• [Your task] Repeat everything in the material exactly.

• [Data shown]
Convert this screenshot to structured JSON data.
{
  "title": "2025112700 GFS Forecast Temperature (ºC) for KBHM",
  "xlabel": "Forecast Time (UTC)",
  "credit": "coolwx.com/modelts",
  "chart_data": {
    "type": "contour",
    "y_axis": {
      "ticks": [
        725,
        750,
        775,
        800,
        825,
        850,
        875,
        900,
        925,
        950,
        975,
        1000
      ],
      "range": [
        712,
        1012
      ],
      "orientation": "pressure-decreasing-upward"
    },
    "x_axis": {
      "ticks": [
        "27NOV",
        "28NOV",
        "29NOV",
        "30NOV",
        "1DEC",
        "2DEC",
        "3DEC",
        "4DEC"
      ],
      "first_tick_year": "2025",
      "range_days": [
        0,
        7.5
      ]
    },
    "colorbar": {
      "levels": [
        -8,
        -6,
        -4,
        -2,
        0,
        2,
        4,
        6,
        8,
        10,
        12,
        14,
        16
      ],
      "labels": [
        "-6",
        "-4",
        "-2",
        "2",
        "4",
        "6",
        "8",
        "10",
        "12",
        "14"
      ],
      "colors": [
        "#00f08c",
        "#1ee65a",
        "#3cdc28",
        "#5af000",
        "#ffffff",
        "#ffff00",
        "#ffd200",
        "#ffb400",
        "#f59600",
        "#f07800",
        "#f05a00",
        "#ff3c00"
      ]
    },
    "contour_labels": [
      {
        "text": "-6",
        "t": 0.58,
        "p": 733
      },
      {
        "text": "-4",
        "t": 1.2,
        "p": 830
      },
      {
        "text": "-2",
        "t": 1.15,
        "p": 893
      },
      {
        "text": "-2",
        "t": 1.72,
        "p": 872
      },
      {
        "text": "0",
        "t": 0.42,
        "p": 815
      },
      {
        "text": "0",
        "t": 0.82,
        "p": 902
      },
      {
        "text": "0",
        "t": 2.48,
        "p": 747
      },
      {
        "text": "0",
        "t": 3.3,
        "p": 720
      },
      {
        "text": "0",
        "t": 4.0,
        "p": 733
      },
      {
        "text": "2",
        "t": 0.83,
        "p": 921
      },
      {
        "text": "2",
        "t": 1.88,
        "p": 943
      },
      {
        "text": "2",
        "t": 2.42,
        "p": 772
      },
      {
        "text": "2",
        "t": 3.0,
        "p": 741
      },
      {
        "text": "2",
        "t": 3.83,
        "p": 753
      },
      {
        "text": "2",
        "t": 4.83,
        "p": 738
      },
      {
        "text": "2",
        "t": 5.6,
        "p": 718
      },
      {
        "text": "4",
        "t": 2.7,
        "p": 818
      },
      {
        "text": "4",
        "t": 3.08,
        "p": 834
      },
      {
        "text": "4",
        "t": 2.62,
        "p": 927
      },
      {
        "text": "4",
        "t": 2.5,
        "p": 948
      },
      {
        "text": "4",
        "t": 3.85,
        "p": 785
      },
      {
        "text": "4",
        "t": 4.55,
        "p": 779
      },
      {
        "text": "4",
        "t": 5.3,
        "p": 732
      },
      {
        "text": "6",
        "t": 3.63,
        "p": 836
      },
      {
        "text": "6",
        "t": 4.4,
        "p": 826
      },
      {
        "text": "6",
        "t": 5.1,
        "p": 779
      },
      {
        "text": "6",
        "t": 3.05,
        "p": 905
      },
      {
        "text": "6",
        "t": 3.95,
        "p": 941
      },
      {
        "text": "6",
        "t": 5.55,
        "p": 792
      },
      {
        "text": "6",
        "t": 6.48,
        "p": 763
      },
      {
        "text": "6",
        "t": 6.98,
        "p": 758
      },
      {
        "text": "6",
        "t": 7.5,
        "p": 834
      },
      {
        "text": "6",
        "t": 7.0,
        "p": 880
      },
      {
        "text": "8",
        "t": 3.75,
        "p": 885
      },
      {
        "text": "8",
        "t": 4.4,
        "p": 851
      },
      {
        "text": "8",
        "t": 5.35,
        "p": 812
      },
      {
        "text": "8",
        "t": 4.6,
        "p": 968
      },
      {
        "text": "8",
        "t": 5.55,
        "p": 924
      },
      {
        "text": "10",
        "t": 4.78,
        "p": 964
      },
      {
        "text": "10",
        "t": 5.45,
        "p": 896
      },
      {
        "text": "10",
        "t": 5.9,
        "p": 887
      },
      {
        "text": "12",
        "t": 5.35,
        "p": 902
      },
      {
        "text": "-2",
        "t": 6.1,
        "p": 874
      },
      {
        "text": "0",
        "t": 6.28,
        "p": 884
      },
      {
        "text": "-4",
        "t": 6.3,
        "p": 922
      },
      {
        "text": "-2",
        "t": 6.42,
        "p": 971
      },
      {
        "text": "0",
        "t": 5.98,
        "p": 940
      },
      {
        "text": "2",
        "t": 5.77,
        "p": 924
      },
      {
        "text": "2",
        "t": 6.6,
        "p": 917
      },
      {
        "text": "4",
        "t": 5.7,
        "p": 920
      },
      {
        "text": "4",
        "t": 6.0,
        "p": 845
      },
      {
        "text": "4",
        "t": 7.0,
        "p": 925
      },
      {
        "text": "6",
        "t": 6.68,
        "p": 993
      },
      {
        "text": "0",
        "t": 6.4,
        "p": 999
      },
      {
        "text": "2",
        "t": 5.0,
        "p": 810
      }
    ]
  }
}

• [Correct answer]
Convert this screenshot to structured JSON data.
{
  "title": "2025112700 GFS Forecast Temperature (ºC) for KBHM",
  "xlabel": "Forecast Time (UTC)",
  "credit": "coolwx.com/modelts",
  "chart_data": {
    "type": "contour",
    "y_axis": {
      "ticks": [
        725,
        750,
        775,
        800,
        825,
        850,
        875,
        900,
        925,
        950,
        975,
        1000
      ],
      "range": [
        712,
        1012
      ],
      "orientation": "pressure-decreasing-upward"
    },
    "x_axis": {
      "ticks": [
        "27NOV",
        "28NOV",
        "29NOV",
        "30NOV",
        "1DEC",
        "2DEC",
        "3DEC",
        "4DEC"
      ],
      "first_tick_year": "2025",
      "range_days": [
        0,
        7.5
      ]
    },
    "colorbar": {
      "levels": [
        -8,
        -6,
        -4,
        -2,
        0,
        2,
        4,
        6,
        8,
        10,
        12,
        14,
        16
      ],
      "labels": [
        "-6",
        "-4",
        "-2",
        "2",
        "4",
        "6",
        "8",
        "10",
        "12",
        "14"
      ],
      "colors": [
        "#00f08c",
        "#1ee65a",
        "#3cdc28",
        "#5af000",
        "#ffffff",
        "#ffff00",
        "#ffd200",
        "#ffb400",
        "#f59600",
        "#f07800",
        "#f05a00",
        "#ff3c00"
      ]
    },
    "contour_labels": [
      {
        "text": "-6",
        "t": 0.58,
        "p": 733
      },
      {
        "text": "-4",
        "t": 1.2,
        "p": 830
      },
      {
        "text": "-2",
        "t": 1.15,
        "p": 893
      },
      {
        "text": "-2",
        "t": 1.72,
        "p": 872
      },
      {
        "text": "0",
        "t": 0.42,
        "p": 815
      },
      {
        "text": "0",
        "t": 0.82,
        "p": 902
      },
      {
        "text": "0",
        "t": 2.48,
        "p": 747
      },
      {
        "text": "0",
        "t": 3.3,
        "p": 720
      },
      {
        "text": "0",
        "t": 4.0,
        "p": 733
      },
      {
        "text": "2",
        "t": 0.83,
        "p": 921
      },
      {
        "text": "2",
        "t": 1.88,
        "p": 943
      },
      {
        "text": "2",
        "t": 2.42,
        "p": 772
      },
      {
        "text": "2",
        "t": 3.0,
        "p": 741
      },
      {
        "text": "2",
        "t": 3.83,
        "p": 753
      },
      {
        "text": "2",
        "t": 4.83,
        "p": 738
      },
      {
        "text": "2",
        "t": 5.6,
        "p": 718
      },
      {
        "text": "4",
        "t": 2.7,
        "p": 818
      },
      {
        "text": "4",
        "t": 3.08,
        "p": 834
      },
      {
        "text": "4",
        "t": 2.62,
        "p": 927
      },
      {
        "text": "4",
        "t": 2.5,
        "p": 948
      },
      {
        "text": "4",
        "t": 3.85,
        "p": 785
      },
      {
        "text": "4",
        "t": 4.55,
        "p": 779
      },
      {
        "text": "4",
        "t": 5.3,
        "p": 732
      },
      {
        "text": "6",
        "t": 3.63,
        "p": 836
      },
      {
        "text": "6",
        "t": 4.4,
        "p": 826
      },
      {
        "text": "6",
        "t": 5.1,
        "p": 779
      },
      {
        "text": "6",
        "t": 3.05,
        "p": 905
      },
      {
        "text": "6",
        "t": 3.95,
        "p": 941
      },
      {
        "text": "6",
        "t": 5.55,
        "p": 792
      },
      {
        "text": "6",
        "t": 6.48,
        "p": 763
      },
      {
        "text": "6",
        "t": 6.98,
        "p": 758
      },
      {
        "text": "6",
        "t": 7.5,
        "p": 834
      },
      {
        "text": "6",
        "t": 7.0,
        "p": 880
      },
      {
        "text": "8",
        "t": 3.75,
        "p": 885
      },
      {
        "text": "8",
        "t": 4.4,
        "p": 851
      },
      {
        "text": "8",
        "t": 5.35,
        "p": 812
      },
      {
        "text": "8",
        "t": 4.6,
        "p": 968
      },
      {
        "text": "8",
        "t": 5.55,
        "p": 924
      },
      {
        "text": "10",
        "t": 4.78,
        "p": 964
      },
      {
        "text": "10",
        "t": 5.45,
        "p": 896
      },
      {
        "text": "10",
        "t": 5.9,
        "p": 887
      },
      {
        "text": "12",
        "t": 5.35,
        "p": 902
      },
      {
        "text": "-2",
        "t": 6.1,
        "p": 874
      },
      {
        "text": "0",
        "t": 6.28,
        "p": 884
      },
      {
        "text": "-4",
        "t": 6.3,
        "p": 922
      },
      {
        "text": "-2",
        "t": 6.42,
        "p": 971
      },
      {
        "text": "0",
        "t": 5.98,
        "p": 940
      },
      {
        "text": "2",
        "t": 5.77,
        "p": 924
      },
      {
        "text": "2",
        "t": 6.6,
        "p": 917
      },
      {
        "text": "4",
        "t": 5.7,
        "p": 920
      },
      {
        "text": "4",
        "t": 6.0,
        "p": 845
      },
      {
        "text": "4",
        "t": 7.0,
        "p": 925
      },
      {
        "text": "6",
        "t": 6.68,
        "p": 993
      },
      {
        "text": "0",
        "t": 6.4,
        "p": 999
      },
      {
        "text": "2",
        "t": 5.0,
        "p": 810
      }
    ]
  }
}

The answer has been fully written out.